## TASK DETAILS
Update the records below by replacing every "eu-star-icon" with "star-icon" and reproduce them with nothing else altered.

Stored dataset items
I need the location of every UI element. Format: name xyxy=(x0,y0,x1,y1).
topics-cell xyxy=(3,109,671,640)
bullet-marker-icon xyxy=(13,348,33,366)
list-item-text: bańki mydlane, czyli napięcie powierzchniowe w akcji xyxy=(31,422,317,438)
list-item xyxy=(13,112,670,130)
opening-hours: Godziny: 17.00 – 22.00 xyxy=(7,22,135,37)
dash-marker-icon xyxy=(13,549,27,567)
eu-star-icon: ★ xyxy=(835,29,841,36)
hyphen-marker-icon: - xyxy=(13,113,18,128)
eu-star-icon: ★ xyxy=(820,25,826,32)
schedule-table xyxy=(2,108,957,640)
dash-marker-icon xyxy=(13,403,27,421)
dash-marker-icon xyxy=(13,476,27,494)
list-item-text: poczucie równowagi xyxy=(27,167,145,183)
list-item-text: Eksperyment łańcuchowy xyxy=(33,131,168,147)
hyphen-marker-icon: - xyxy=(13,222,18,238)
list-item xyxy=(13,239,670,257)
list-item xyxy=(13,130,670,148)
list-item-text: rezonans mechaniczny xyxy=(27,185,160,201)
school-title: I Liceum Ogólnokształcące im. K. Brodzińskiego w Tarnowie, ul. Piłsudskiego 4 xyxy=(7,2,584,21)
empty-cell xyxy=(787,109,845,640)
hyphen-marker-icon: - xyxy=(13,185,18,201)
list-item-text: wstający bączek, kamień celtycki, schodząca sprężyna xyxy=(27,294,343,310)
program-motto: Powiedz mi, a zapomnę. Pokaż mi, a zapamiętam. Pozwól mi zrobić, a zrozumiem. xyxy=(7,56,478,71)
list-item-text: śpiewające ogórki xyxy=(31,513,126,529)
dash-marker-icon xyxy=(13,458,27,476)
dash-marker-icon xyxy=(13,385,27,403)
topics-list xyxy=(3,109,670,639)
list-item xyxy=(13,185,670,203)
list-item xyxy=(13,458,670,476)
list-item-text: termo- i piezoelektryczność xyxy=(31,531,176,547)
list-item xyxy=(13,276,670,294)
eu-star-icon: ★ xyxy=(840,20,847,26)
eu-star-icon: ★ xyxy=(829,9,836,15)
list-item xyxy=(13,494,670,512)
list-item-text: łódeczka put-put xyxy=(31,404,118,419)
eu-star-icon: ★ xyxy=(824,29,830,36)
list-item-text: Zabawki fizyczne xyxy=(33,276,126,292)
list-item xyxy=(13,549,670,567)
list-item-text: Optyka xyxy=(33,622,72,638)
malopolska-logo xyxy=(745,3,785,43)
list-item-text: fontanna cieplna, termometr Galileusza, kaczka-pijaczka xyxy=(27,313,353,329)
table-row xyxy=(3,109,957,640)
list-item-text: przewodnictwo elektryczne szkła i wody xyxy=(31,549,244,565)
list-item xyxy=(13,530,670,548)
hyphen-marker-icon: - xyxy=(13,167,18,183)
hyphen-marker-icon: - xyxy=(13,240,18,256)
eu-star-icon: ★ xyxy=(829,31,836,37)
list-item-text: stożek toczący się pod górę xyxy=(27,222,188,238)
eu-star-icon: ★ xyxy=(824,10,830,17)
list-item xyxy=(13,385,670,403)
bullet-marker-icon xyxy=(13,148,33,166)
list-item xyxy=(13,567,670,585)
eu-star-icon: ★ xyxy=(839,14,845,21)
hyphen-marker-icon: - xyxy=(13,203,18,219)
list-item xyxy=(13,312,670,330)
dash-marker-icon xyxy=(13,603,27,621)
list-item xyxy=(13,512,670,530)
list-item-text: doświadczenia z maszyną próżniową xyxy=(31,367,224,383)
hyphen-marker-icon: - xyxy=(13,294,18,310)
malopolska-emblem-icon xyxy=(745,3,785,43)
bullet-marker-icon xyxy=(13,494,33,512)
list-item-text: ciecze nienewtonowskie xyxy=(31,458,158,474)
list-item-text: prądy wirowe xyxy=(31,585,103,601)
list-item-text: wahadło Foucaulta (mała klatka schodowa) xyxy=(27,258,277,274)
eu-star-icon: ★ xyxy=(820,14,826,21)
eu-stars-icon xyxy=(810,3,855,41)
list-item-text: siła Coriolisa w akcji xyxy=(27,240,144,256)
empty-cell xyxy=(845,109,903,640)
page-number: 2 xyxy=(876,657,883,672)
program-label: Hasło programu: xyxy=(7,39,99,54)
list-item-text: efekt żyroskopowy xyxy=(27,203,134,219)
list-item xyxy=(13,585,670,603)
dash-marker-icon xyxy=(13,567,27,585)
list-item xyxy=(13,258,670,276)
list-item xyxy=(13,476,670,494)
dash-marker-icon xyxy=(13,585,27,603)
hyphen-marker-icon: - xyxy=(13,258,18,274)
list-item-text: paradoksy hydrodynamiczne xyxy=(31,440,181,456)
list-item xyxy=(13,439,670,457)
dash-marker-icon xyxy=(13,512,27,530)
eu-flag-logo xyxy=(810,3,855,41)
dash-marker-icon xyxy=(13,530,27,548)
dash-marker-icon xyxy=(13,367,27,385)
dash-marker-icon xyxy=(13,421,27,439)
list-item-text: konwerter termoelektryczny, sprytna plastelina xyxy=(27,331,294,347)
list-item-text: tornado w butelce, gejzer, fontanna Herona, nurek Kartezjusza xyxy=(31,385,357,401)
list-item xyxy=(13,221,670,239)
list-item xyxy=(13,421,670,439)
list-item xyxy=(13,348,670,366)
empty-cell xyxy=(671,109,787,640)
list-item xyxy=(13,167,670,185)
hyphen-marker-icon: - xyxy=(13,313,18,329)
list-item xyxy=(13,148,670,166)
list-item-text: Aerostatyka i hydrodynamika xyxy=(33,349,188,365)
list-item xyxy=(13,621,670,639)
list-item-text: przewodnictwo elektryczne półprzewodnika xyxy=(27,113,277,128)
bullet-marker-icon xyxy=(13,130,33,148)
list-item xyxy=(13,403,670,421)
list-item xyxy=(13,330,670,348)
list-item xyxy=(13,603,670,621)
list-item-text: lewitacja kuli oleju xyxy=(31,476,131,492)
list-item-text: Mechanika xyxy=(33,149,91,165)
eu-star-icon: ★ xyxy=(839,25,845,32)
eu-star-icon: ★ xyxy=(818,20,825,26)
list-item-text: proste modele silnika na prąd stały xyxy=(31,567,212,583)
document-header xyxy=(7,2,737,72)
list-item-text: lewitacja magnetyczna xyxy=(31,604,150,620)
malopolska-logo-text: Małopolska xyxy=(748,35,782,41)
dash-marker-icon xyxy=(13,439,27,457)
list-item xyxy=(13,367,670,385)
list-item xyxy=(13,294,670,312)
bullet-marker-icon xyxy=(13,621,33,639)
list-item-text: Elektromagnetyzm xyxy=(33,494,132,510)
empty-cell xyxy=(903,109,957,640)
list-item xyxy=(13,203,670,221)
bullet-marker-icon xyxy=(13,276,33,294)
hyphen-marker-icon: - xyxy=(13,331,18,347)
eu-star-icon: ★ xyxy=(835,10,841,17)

## ANSWER TO THE PROBLEM
I need the location of every UI element. Format: name xyxy=(x0,y0,x1,y1).
topics-cell xyxy=(3,109,671,640)
bullet-marker-icon xyxy=(13,348,33,366)
list-item-text: bańki mydlane, czyli napięcie powierzchniowe w akcji xyxy=(31,422,317,438)
list-item xyxy=(13,112,670,130)
opening-hours: Godziny: 17.00 – 22.00 xyxy=(7,22,135,37)
dash-marker-icon xyxy=(13,549,27,567)
star-icon: ★ xyxy=(835,29,841,36)
hyphen-marker-icon: - xyxy=(13,113,18,128)
star-icon: ★ xyxy=(820,25,826,32)
schedule-table xyxy=(2,108,957,640)
dash-marker-icon xyxy=(13,403,27,421)
dash-marker-icon xyxy=(13,476,27,494)
list-item-text: poczucie równowagi xyxy=(27,167,145,183)
list-item-text: Eksperyment łańcuchowy xyxy=(33,131,168,147)
hyphen-marker-icon: - xyxy=(13,222,18,238)
list-item xyxy=(13,239,670,257)
list-item xyxy=(13,130,670,148)
list-item-text: rezonans mechaniczny xyxy=(27,185,160,201)
school-title: I Liceum Ogólnokształcące im. K. Brodzińskiego w Tarnowie, ul. Piłsudskiego 4 xyxy=(7,2,584,21)
empty-cell xyxy=(787,109,845,640)
hyphen-marker-icon: - xyxy=(13,185,18,201)
list-item-text: wstający bączek, kamień celtycki, schodząca sprężyna xyxy=(27,294,343,310)
program-motto: Powiedz mi, a zapomnę. Pokaż mi, a zapamiętam. Pozwól mi zrobić, a zrozumiem. xyxy=(7,56,478,71)
list-item-text: śpiewające ogórki xyxy=(31,513,126,529)
dash-marker-icon xyxy=(13,458,27,476)
dash-marker-icon xyxy=(13,385,27,403)
topics-list xyxy=(3,109,670,639)
list-item xyxy=(13,185,670,203)
list-item xyxy=(13,458,670,476)
list-item-text: termo- i piezoelektryczność xyxy=(31,531,176,547)
list-item xyxy=(13,276,670,294)
star-icon: ★ xyxy=(840,20,847,26)
star-icon: ★ xyxy=(829,9,836,15)
list-item xyxy=(13,494,670,512)
list-item-text: łódeczka put-put xyxy=(31,404,118,419)
star-icon: ★ xyxy=(824,29,830,36)
list-item-text: Zabawki fizyczne xyxy=(33,276,126,292)
list-item xyxy=(13,549,670,567)
list-item-text: Optyka xyxy=(33,622,72,638)
malopolska-logo xyxy=(745,3,785,43)
list-item-text: fontanna cieplna, termometr Galileusza, kaczka-pijaczka xyxy=(27,313,353,329)
table-row xyxy=(3,109,957,640)
list-item-text: przewodnictwo elektryczne szkła i wody xyxy=(31,549,244,565)
list-item xyxy=(13,530,670,548)
hyphen-marker-icon: - xyxy=(13,167,18,183)
hyphen-marker-icon: - xyxy=(13,240,18,256)
star-icon: ★ xyxy=(829,31,836,37)
list-item-text: stożek toczący się pod górę xyxy=(27,222,188,238)
star-icon: ★ xyxy=(824,10,830,17)
list-item xyxy=(13,385,670,403)
bullet-marker-icon xyxy=(13,148,33,166)
list-item xyxy=(13,567,670,585)
star-icon: ★ xyxy=(839,14,845,21)
hyphen-marker-icon: - xyxy=(13,203,18,219)
list-item xyxy=(13,312,670,330)
dash-marker-icon xyxy=(13,603,27,621)
list-item xyxy=(13,512,670,530)
list-item-text: doświadczenia z maszyną próżniową xyxy=(31,367,224,383)
hyphen-marker-icon: - xyxy=(13,294,18,310)
malopolska-emblem-icon xyxy=(745,3,785,43)
bullet-marker-icon xyxy=(13,494,33,512)
list-item-text: ciecze nienewtonowskie xyxy=(31,458,158,474)
list-item-text: prądy wirowe xyxy=(31,585,103,601)
list-item-text: wahadło Foucaulta (mała klatka schodowa) xyxy=(27,258,277,274)
star-icon: ★ xyxy=(820,14,826,21)
eu-stars-icon xyxy=(810,3,855,41)
list-item-text: siła Coriolisa w akcji xyxy=(27,240,144,256)
empty-cell xyxy=(845,109,903,640)
page-number: 2 xyxy=(876,657,883,672)
program-label: Hasło programu: xyxy=(7,39,99,54)
list-item-text: efekt żyroskopowy xyxy=(27,203,134,219)
list-item xyxy=(13,585,670,603)
dash-marker-icon xyxy=(13,567,27,585)
list-item xyxy=(13,258,670,276)
list-item xyxy=(13,476,670,494)
dash-marker-icon xyxy=(13,585,27,603)
hyphen-marker-icon: - xyxy=(13,258,18,274)
list-item-text: paradoksy hydrodynamiczne xyxy=(31,440,181,456)
list-item xyxy=(13,439,670,457)
dash-marker-icon xyxy=(13,512,27,530)
eu-flag-logo xyxy=(810,3,855,41)
dash-marker-icon xyxy=(13,530,27,548)
dash-marker-icon xyxy=(13,367,27,385)
dash-marker-icon xyxy=(13,421,27,439)
list-item-text: konwerter termoelektryczny, sprytna plastelina xyxy=(27,331,294,347)
list-item-text: tornado w butelce, gejzer, fontanna Herona, nurek Kartezjusza xyxy=(31,385,357,401)
list-item xyxy=(13,221,670,239)
list-item xyxy=(13,421,670,439)
list-item xyxy=(13,348,670,366)
empty-cell xyxy=(671,109,787,640)
list-item xyxy=(13,167,670,185)
hyphen-marker-icon: - xyxy=(13,313,18,329)
list-item xyxy=(13,148,670,166)
list-item-text: Aerostatyka i hydrodynamika xyxy=(33,349,188,365)
list-item xyxy=(13,621,670,639)
list-item-text: przewodnictwo elektryczne półprzewodnika xyxy=(27,113,277,128)
bullet-marker-icon xyxy=(13,130,33,148)
list-item xyxy=(13,403,670,421)
list-item xyxy=(13,330,670,348)
list-item xyxy=(13,603,670,621)
list-item-text: lewitacja kuli oleju xyxy=(31,476,131,492)
list-item-text: Mechanika xyxy=(33,149,91,165)
star-icon: ★ xyxy=(839,25,845,32)
star-icon: ★ xyxy=(818,20,825,26)
list-item-text: proste modele silnika na prąd stały xyxy=(31,567,212,583)
document-header xyxy=(7,2,737,72)
list-item-text: lewitacja magnetyczna xyxy=(31,604,150,620)
malopolska-logo-text: Małopolska xyxy=(748,35,782,41)
dash-marker-icon xyxy=(13,439,27,457)
list-item xyxy=(13,367,670,385)
list-item xyxy=(13,294,670,312)
bullet-marker-icon xyxy=(13,621,33,639)
list-item-text: Elektromagnetyzm xyxy=(33,494,132,510)
empty-cell xyxy=(903,109,957,640)
list-item xyxy=(13,203,670,221)
bullet-marker-icon xyxy=(13,276,33,294)
hyphen-marker-icon: - xyxy=(13,331,18,347)
star-icon: ★ xyxy=(835,10,841,17)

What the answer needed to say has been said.